**The request:** Write out every entry exactly as it appears.

**Given data:**
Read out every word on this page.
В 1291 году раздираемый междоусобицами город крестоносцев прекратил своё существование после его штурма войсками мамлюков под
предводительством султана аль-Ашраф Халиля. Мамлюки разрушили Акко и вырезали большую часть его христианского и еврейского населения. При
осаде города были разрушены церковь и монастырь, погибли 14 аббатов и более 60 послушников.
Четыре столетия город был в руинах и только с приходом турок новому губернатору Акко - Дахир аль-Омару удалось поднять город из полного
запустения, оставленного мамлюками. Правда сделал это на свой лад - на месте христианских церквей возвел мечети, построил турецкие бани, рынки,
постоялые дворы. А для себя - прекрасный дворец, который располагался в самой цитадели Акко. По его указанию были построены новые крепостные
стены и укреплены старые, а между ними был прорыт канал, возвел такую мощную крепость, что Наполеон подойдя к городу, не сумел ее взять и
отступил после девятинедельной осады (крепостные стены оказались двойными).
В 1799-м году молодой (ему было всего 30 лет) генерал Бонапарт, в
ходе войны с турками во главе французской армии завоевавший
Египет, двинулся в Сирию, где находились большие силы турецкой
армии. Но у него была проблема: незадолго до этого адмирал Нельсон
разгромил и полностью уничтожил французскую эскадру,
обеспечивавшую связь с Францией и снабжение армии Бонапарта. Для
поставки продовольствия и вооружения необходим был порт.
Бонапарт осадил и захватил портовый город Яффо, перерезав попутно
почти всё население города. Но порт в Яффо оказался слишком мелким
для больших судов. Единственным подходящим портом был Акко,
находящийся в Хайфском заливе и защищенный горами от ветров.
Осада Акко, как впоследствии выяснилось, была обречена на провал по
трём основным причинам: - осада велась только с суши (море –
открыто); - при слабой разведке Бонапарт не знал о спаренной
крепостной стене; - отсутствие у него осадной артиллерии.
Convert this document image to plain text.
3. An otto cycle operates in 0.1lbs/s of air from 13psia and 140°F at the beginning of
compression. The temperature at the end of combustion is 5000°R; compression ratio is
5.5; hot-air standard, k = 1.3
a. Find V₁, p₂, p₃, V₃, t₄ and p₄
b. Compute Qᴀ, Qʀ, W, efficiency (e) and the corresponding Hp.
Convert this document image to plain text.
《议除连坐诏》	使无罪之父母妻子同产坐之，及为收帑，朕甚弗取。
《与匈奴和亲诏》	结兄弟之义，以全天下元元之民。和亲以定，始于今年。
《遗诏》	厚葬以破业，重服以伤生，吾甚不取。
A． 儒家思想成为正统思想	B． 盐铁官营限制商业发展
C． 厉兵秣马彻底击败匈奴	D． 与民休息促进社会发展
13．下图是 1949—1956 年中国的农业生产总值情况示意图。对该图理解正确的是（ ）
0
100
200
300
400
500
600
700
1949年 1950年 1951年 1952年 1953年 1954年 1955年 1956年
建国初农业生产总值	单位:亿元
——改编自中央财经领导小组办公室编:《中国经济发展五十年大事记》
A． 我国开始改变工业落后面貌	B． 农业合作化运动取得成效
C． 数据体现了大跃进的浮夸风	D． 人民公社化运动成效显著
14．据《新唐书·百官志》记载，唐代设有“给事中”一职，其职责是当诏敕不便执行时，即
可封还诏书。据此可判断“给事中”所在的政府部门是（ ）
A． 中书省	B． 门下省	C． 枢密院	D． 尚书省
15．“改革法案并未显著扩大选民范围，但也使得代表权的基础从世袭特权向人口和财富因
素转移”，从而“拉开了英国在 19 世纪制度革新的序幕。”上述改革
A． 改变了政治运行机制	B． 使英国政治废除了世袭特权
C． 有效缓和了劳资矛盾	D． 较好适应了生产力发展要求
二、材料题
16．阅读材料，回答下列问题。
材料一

**Exercise answer:**
Read out every word on this page.
В 1291 году раздираемый междоусобицами город крестоносцев прекратил своё существование после его штурма войсками мамлюков под
предводительством султана аль-Ашраф Халиля. Мамлюки разрушили Акко и вырезали большую часть его христианского и еврейского населения. При
осаде города были разрушены церковь и монастырь, погибли 14 аббатов и более 60 послушников.
Четыре столетия город был в руинах и только с приходом турок новому губернатору Акко - Дахир аль-Омару удалось поднять город из полного
запустения, оставленного мамлюками. Правда сделал это на свой лад - на месте христианских церквей возвел мечети, построил турецкие бани, рынки,
постоялые дворы. А для себя - прекрасный дворец, который располагался в самой цитадели Акко. По его указанию были построены новые крепостные
стены и укреплены старые, а между ними был прорыт канал, возвел такую мощную крепость, что Наполеон подойдя к городу, не сумел ее взять и
отступил после девятинедельной осады (крепостные стены оказались двойными).
В 1799-м году молодой (ему было всего 30 лет) генерал Бонапарт, в
ходе войны с турками во главе французской армии завоевавший
Египет, двинулся в Сирию, где находились большие силы турецкой
армии. Но у него была проблема: незадолго до этого адмирал Нельсон
разгромил и полностью уничтожил французскую эскадру,
обеспечивавшую связь с Францией и снабжение армии Бонапарта. Для
поставки продовольствия и вооружения необходим был порт.
Бонапарт осадил и захватил портовый город Яффо, перерезав попутно
почти всё население города. Но порт в Яффо оказался слишком мелким
для больших судов. Единственным подходящим портом был Акко,
находящийся в Хайфском заливе и защищенный горами от ветров.
Осада Акко, как впоследствии выяснилось, была обречена на провал по
трём основным причинам: - осада велась только с суши (море –
открыто); - при слабой разведке Бонапарт не знал о спаренной
крепостной стене; - отсутствие у него осадной артиллерии.
Convert this document image to plain text.
3. An otto cycle operates in 0.1lbs/s of air from 13psia and 140°F at the beginning of
compression. The temperature at the end of combustion is 5000°R; compression ratio is
5.5; hot-air standard, k = 1.3
a. Find V₁, p₂, p₃, V₃, t₄ and p₄
b. Compute Qᴀ, Qʀ, W, efficiency (e) and the corresponding Hp.
Convert this document image to plain text.
《议除连坐诏》	使无罪之父母妻子同产坐之，及为收帑，朕甚弗取。
《与匈奴和亲诏》	结兄弟之义，以全天下元元之民。和亲以定，始于今年。
《遗诏》	厚葬以破业，重服以伤生，吾甚不取。
A． 儒家思想成为正统思想	B． 盐铁官营限制商业发展
C． 厉兵秣马彻底击败匈奴	D． 与民休息促进社会发展
13．下图是 1949—1956 年中国的农业生产总值情况示意图。对该图理解正确的是（ ）
0
100
200
300
400
500
600
700
1949年 1950年 1951年 1952年 1953年 1954年 1955年 1956年
建国初农业生产总值	单位:亿元
——改编自中央财经领导小组办公室编:《中国经济发展五十年大事记》
A． 我国开始改变工业落后面貌	B． 农业合作化运动取得成效
C． 数据体现了大跃进的浮夸风	D． 人民公社化运动成效显著
14．据《新唐书·百官志》记载，唐代设有“给事中”一职，其职责是当诏敕不便执行时，即
可封还诏书。据此可判断“给事中”所在的政府部门是（ ）
A． 中书省	B． 门下省	C． 枢密院	D． 尚书省
15．“改革法案并未显著扩大选民范围，但也使得代表权的基础从世袭特权向人口和财富因
素转移”，从而“拉开了英国在 19 世纪制度革新的序幕。”上述改革
A． 改变了政治运行机制	B． 使英国政治废除了世袭特权
C． 有效缓和了劳资矛盾	D． 较好适应了生产力发展要求
二、材料题
16．阅读材料，回答下列问题。
材料一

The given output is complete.